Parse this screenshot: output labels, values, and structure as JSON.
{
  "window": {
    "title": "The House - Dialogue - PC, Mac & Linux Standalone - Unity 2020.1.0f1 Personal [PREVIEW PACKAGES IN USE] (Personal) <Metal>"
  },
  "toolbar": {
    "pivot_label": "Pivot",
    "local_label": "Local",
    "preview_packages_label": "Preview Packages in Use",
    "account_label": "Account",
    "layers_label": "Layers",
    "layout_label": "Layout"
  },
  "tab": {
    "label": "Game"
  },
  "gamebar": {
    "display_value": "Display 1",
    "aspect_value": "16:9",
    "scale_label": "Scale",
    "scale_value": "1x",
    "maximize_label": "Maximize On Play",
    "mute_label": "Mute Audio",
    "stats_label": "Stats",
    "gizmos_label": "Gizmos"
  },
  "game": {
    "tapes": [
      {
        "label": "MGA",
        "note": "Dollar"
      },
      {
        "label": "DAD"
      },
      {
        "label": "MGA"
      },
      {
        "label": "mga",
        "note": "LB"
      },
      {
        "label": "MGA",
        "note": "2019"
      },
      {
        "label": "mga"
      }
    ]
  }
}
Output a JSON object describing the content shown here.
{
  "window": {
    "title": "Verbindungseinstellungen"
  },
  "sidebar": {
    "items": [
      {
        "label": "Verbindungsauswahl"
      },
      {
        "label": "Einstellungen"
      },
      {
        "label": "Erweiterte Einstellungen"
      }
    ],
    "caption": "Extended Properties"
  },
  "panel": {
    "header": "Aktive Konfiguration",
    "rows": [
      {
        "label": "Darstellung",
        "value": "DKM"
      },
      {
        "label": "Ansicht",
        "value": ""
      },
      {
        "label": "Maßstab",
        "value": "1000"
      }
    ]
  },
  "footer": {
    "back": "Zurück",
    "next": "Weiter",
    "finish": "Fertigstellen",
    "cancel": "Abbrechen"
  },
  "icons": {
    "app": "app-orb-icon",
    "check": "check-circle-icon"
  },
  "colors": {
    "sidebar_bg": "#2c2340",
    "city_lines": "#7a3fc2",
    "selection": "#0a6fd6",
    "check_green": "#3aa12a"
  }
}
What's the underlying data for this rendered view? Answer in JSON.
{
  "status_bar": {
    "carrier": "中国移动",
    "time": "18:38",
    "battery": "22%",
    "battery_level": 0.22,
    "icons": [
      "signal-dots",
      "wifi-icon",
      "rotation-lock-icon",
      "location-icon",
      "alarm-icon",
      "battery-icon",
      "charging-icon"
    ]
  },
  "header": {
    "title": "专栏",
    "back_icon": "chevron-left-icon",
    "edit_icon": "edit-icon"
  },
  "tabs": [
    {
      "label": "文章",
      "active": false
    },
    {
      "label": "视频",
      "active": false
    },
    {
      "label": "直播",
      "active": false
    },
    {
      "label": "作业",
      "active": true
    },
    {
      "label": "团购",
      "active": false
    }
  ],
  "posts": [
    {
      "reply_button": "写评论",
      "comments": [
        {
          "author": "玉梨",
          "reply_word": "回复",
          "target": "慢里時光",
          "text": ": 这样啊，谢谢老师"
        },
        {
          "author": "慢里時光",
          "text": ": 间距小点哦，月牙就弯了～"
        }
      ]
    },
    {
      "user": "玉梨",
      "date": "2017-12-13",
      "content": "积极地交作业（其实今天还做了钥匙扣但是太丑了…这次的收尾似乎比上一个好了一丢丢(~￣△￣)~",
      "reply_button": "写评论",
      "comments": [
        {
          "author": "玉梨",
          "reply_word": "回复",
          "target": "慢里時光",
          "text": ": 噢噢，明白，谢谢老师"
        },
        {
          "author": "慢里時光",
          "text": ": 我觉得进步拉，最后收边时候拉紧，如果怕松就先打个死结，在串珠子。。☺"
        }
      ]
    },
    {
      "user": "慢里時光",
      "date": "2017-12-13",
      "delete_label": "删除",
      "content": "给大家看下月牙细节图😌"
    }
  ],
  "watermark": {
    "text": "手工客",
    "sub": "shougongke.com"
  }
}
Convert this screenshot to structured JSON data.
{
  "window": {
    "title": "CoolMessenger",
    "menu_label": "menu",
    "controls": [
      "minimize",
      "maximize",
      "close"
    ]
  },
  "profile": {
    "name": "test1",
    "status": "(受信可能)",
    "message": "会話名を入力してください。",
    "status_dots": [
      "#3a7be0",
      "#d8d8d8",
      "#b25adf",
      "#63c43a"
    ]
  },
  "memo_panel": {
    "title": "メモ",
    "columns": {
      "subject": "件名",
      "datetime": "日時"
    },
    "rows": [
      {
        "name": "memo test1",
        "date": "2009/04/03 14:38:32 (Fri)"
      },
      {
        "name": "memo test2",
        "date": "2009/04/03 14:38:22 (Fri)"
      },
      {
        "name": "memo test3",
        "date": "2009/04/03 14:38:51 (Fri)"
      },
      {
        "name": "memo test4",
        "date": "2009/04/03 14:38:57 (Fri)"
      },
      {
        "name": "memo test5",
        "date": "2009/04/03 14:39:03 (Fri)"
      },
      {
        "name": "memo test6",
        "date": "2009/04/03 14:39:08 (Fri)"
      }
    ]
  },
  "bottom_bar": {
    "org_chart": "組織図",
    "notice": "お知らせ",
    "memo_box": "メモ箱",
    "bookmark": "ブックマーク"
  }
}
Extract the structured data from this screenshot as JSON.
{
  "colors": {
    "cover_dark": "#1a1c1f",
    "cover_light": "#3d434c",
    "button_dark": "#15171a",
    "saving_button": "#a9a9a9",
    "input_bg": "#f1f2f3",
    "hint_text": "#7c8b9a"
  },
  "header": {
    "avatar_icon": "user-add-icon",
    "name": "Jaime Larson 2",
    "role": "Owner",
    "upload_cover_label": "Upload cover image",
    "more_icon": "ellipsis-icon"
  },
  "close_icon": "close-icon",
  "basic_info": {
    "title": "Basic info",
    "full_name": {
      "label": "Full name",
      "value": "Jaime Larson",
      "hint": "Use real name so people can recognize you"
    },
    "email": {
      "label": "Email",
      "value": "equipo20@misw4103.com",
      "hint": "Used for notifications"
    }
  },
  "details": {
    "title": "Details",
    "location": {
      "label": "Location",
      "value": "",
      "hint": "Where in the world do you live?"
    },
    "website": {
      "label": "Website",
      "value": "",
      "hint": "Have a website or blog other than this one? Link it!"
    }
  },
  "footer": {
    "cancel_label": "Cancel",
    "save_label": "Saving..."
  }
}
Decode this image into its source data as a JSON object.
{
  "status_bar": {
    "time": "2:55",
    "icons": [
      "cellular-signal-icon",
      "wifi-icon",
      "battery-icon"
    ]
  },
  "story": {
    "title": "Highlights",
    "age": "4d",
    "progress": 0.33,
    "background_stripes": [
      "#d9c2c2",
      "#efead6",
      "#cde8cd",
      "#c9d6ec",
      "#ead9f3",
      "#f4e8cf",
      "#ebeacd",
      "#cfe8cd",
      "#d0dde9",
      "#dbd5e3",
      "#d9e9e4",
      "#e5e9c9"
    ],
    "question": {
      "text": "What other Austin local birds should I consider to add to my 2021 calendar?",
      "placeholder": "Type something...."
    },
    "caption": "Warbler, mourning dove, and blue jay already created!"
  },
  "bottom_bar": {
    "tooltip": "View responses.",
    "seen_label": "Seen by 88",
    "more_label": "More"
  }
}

------------------------

What needs to be done >>
Search the entries for the word "Larson" and gather every line where it appears.

Result >>
    "name": "Jaime Larson 2",
      "value": "Jaime Larson",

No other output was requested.